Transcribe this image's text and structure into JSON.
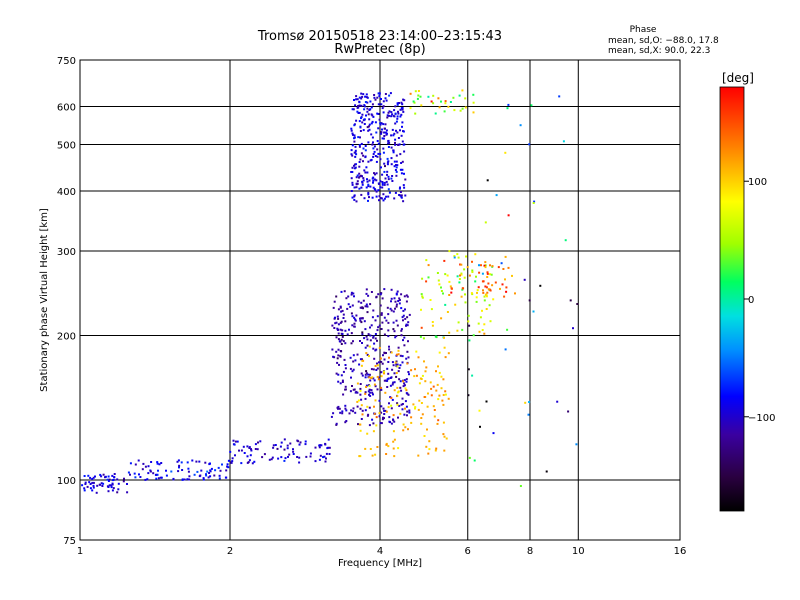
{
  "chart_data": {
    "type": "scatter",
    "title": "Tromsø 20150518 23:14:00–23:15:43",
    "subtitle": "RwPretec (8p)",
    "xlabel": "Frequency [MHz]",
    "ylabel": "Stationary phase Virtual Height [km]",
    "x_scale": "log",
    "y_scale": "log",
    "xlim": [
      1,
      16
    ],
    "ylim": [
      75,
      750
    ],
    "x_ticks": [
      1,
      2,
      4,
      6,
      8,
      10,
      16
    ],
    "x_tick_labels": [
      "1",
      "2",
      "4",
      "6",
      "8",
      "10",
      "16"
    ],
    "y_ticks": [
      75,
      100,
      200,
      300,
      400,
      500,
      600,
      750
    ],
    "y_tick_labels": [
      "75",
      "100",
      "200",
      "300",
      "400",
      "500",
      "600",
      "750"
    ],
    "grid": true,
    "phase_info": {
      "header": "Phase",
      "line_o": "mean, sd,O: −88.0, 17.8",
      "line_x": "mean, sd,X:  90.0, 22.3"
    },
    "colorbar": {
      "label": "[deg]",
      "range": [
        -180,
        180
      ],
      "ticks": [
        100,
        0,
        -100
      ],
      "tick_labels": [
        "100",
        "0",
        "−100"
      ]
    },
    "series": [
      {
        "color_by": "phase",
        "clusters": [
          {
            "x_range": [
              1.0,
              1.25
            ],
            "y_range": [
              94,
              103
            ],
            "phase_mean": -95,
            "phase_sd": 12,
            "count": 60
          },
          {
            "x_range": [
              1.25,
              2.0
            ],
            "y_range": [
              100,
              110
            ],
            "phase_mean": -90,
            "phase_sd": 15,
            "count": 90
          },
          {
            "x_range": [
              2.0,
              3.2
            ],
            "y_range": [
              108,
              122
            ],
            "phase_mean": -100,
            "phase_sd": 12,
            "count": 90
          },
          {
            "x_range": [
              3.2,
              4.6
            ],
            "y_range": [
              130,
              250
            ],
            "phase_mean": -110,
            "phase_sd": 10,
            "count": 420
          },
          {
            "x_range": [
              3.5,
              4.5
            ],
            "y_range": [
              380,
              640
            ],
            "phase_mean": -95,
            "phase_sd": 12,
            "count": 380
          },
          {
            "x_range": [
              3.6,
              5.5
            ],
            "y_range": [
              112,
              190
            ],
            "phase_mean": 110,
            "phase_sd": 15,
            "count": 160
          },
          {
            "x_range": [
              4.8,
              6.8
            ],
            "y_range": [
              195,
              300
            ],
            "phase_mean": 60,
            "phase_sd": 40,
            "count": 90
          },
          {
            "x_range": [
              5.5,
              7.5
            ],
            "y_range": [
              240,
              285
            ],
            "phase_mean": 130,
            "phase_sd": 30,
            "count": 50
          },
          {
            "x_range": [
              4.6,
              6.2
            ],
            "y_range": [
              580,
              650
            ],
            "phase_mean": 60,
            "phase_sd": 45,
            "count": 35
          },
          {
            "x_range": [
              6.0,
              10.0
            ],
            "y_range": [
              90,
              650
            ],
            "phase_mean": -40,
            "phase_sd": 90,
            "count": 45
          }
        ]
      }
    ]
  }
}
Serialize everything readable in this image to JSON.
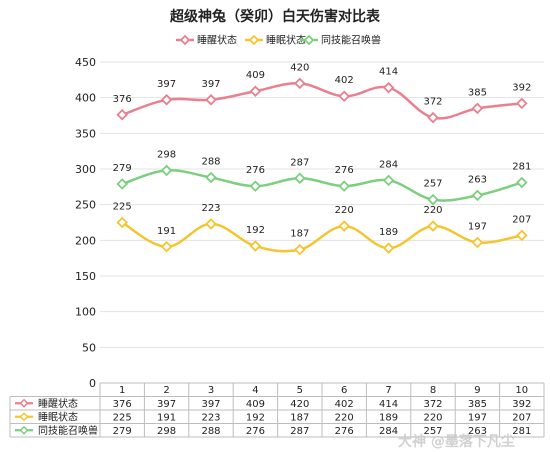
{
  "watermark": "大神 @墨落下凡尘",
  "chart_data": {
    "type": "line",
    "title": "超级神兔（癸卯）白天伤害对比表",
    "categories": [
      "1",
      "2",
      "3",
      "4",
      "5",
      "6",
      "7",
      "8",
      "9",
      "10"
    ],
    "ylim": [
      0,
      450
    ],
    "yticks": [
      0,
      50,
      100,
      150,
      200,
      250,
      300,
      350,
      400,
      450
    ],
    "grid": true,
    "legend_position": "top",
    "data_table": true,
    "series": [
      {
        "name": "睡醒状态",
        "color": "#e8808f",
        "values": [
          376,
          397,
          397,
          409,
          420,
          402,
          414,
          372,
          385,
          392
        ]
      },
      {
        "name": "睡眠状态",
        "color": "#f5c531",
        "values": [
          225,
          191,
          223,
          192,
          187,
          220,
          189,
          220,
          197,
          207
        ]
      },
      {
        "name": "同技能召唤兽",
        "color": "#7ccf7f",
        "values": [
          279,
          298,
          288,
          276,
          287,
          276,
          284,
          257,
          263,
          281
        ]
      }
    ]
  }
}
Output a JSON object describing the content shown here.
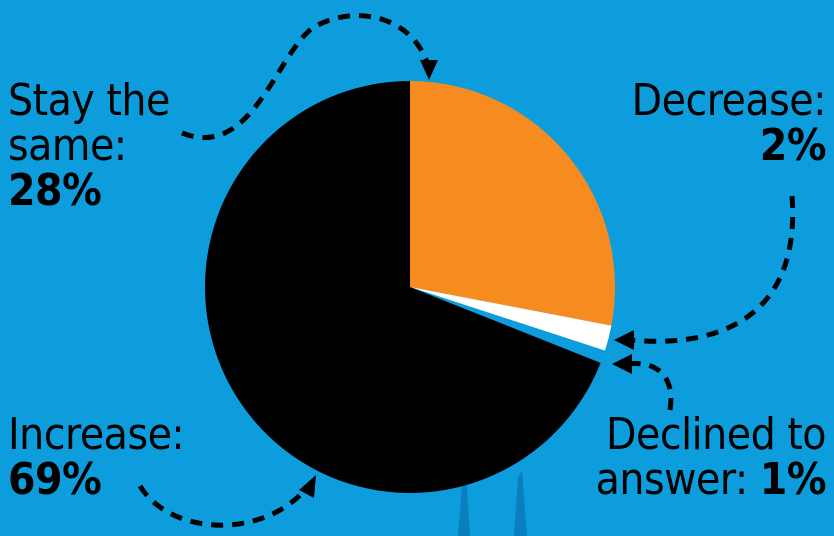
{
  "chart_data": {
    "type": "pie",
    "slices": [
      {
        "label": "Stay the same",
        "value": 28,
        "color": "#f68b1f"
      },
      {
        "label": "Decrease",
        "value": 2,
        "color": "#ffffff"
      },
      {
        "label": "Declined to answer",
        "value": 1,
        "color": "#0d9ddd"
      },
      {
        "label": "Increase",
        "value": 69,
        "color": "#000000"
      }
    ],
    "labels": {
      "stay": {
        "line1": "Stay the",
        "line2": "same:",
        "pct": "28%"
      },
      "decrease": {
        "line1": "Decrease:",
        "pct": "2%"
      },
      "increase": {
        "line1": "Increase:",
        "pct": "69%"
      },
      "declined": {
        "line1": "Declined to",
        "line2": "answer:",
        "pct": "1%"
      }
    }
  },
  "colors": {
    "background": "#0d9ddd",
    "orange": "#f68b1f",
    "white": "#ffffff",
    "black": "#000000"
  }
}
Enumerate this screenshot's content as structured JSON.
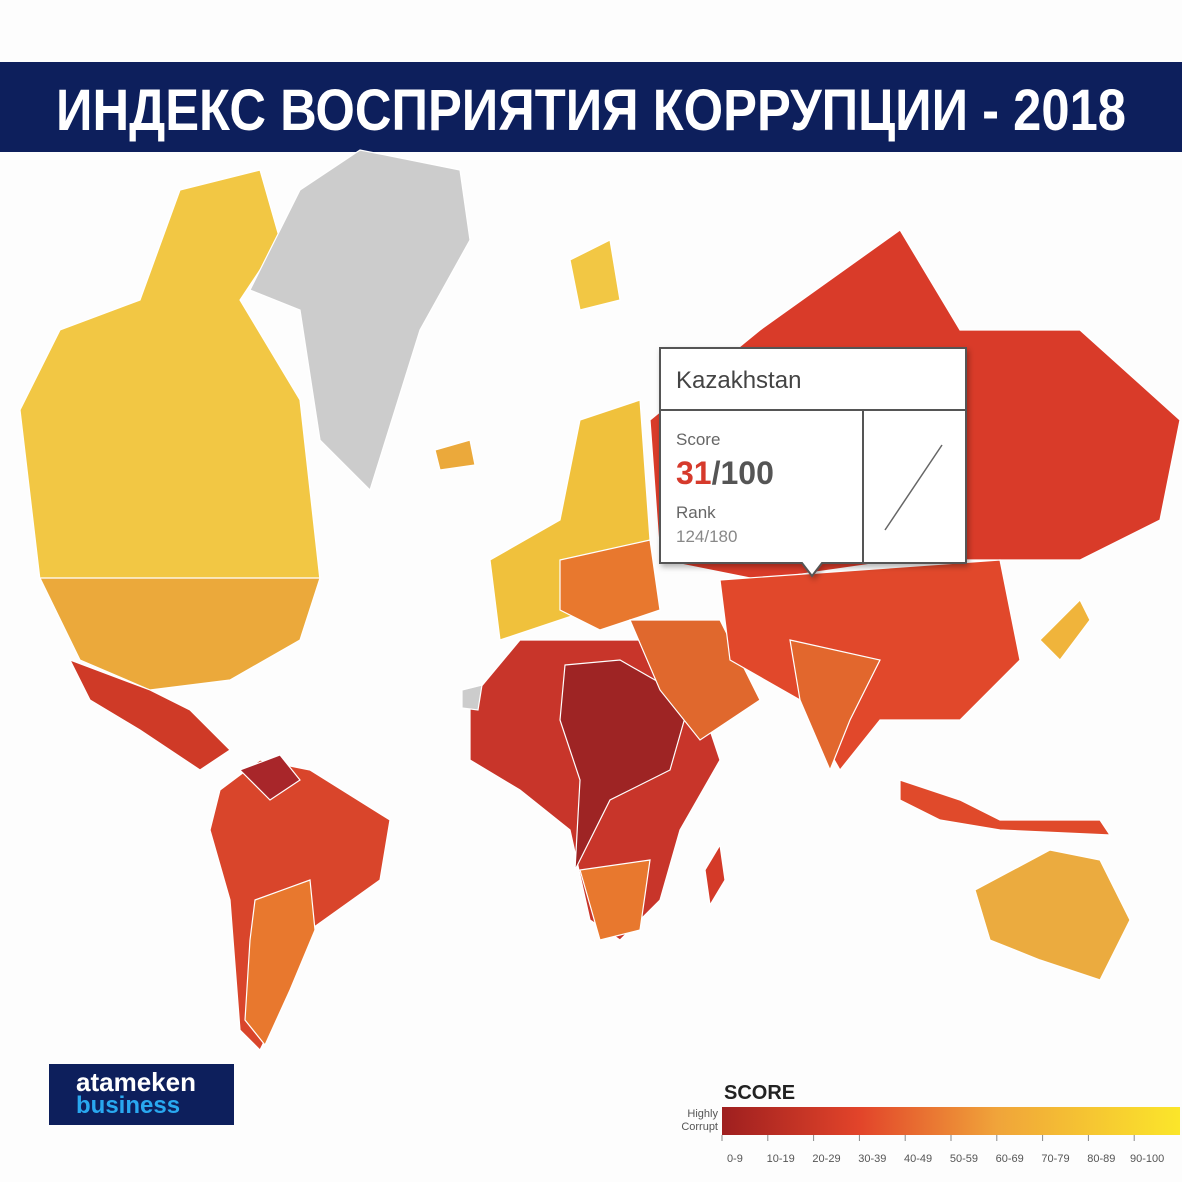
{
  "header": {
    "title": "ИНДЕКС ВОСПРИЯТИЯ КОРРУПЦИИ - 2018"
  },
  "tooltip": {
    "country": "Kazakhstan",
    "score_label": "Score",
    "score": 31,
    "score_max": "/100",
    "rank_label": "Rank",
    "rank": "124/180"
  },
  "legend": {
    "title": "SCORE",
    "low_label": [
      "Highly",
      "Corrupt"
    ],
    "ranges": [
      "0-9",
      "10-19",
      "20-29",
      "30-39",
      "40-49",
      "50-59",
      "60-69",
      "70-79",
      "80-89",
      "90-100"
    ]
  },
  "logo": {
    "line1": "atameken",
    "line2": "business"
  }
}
------------------------
◆ **OBJECTIVE**
Copy the material above exactly and drop the pictures.

◆ **OUTPUT BELOW**
Transcribe this image's text and structure into JSON.
{
  "chart_data": {
    "type": "scatter",
    "title": "Tromsø 20150518 23:14:00–23:15:43",
    "subtitle": "RwPretec (8p)",
    "xlabel": "Frequency [MHz]",
    "ylabel": "Stationary phase Virtual Height [km]",
    "x_scale": "log",
    "y_scale": "log",
    "xlim": [
      1,
      16
    ],
    "ylim": [
      75,
      750
    ],
    "x_ticks": [
      1,
      2,
      4,
      6,
      8,
      10,
      16
    ],
    "x_tick_labels": [
      "1",
      "2",
      "4",
      "6",
      "8",
      "10",
      "16"
    ],
    "y_ticks": [
      75,
      100,
      200,
      300,
      400,
      500,
      600,
      750
    ],
    "y_tick_labels": [
      "75",
      "100",
      "200",
      "300",
      "400",
      "500",
      "600",
      "750"
    ],
    "grid": true,
    "phase_info": {
      "header": "Phase",
      "line_o": "mean, sd,O: −88.0, 17.8",
      "line_x": "mean, sd,X:  90.0, 22.3"
    },
    "colorbar": {
      "label": "[deg]",
      "range": [
        -180,
        180
      ],
      "ticks": [
        100,
        0,
        -100
      ],
      "tick_labels": [
        "100",
        "0",
        "−100"
      ]
    },
    "series": [
      {
        "color_by": "phase",
        "clusters": [
          {
            "x_range": [
              1.0,
              1.25
            ],
            "y_range": [
              94,
              103
            ],
            "phase_mean": -95,
            "phase_sd": 12,
            "count": 60
          },
          {
            "x_range": [
              1.25,
              2.0
            ],
            "y_range": [
              100,
              110
            ],
            "phase_mean": -90,
            "phase_sd": 15,
            "count": 90
          },
          {
            "x_range": [
              2.0,
              3.2
            ],
            "y_range": [
              108,
              122
            ],
            "phase_mean": -100,
            "phase_sd": 12,
            "count": 90
          },
          {
            "x_range": [
              3.2,
              4.6
            ],
            "y_range": [
              130,
              250
            ],
            "phase_mean": -110,
            "phase_sd": 10,
            "count": 420
          },
          {
            "x_range": [
              3.5,
              4.5
            ],
            "y_range": [
              380,
              640
            ],
            "phase_mean": -95,
            "phase_sd": 12,
            "count": 380
          },
          {
            "x_range": [
              3.6,
              5.5
            ],
            "y_range": [
              112,
              190
            ],
            "phase_mean": 110,
            "phase_sd": 15,
            "count": 160
          },
          {
            "x_range": [
              4.8,
              6.8
            ],
            "y_range": [
              195,
              300
            ],
            "phase_mean": 60,
            "phase_sd": 40,
            "count": 90
          },
          {
            "x_range": [
              5.5,
              7.5
            ],
            "y_range": [
              240,
              285
            ],
            "phase_mean": 130,
            "phase_sd": 30,
            "count": 50
          },
          {
            "x_range": [
              4.6,
              6.2
            ],
            "y_range": [
              580,
              650
            ],
            "phase_mean": 60,
            "phase_sd": 45,
            "count": 35
          },
          {
            "x_range": [
              6.0,
              10.0
            ],
            "y_range": [
              90,
              650
            ],
            "phase_mean": -40,
            "phase_sd": 90,
            "count": 45
          }
        ]
      }
    ]
  }
}
Serialize everything readable in this image to JSON.
{
  "watermark": "大神 @墨落下凡尘",
  "chart_data": {
    "type": "line",
    "title": "超级神兔（癸卯）白天伤害对比表",
    "categories": [
      "1",
      "2",
      "3",
      "4",
      "5",
      "6",
      "7",
      "8",
      "9",
      "10"
    ],
    "ylim": [
      0,
      450
    ],
    "yticks": [
      0,
      50,
      100,
      150,
      200,
      250,
      300,
      350,
      400,
      450
    ],
    "grid": true,
    "legend_position": "top",
    "data_table": true,
    "series": [
      {
        "name": "睡醒状态",
        "color": "#e8808f",
        "values": [
          376,
          397,
          397,
          409,
          420,
          402,
          414,
          372,
          385,
          392
        ]
      },
      {
        "name": "睡眠状态",
        "color": "#f5c531",
        "values": [
          225,
          191,
          223,
          192,
          187,
          220,
          189,
          220,
          197,
          207
        ]
      },
      {
        "name": "同技能召唤兽",
        "color": "#7ccf7f",
        "values": [
          279,
          298,
          288,
          276,
          287,
          276,
          284,
          257,
          263,
          281
        ]
      }
    ]
  }
}
Output a JSON object describing the content shown here.
{
  "chart_data": {
    "type": "pie",
    "slices": [
      {
        "label": "Stay the same",
        "value": 28,
        "color": "#f68b1f"
      },
      {
        "label": "Decrease",
        "value": 2,
        "color": "#ffffff"
      },
      {
        "label": "Declined to answer",
        "value": 1,
        "color": "#0d9ddd"
      },
      {
        "label": "Increase",
        "value": 69,
        "color": "#000000"
      }
    ],
    "labels": {
      "stay": {
        "line1": "Stay the",
        "line2": "same:",
        "pct": "28%"
      },
      "decrease": {
        "line1": "Decrease:",
        "pct": "2%"
      },
      "increase": {
        "line1": "Increase:",
        "pct": "69%"
      },
      "declined": {
        "line1": "Declined to",
        "line2": "answer:",
        "pct": "1%"
      }
    }
  },
  "colors": {
    "background": "#0d9ddd",
    "orange": "#f68b1f",
    "white": "#ffffff",
    "black": "#000000"
  }
}
Enumerate this screenshot's content as structured JSON.
{
  "header": {
    "title": "ИНДЕКС ВОСПРИЯТИЯ КОРРУПЦИИ - 2018"
  },
  "tooltip": {
    "country": "Kazakhstan",
    "score_label": "Score",
    "score": 31,
    "score_max": "/100",
    "rank_label": "Rank",
    "rank": "124/180"
  },
  "legend": {
    "title": "SCORE",
    "low_label": [
      "Highly",
      "Corrupt"
    ],
    "ranges": [
      "0-9",
      "10-19",
      "20-29",
      "30-39",
      "40-49",
      "50-59",
      "60-69",
      "70-79",
      "80-89",
      "90-100"
    ]
  },
  "logo": {
    "line1": "atameken",
    "line2": "business"
  }
}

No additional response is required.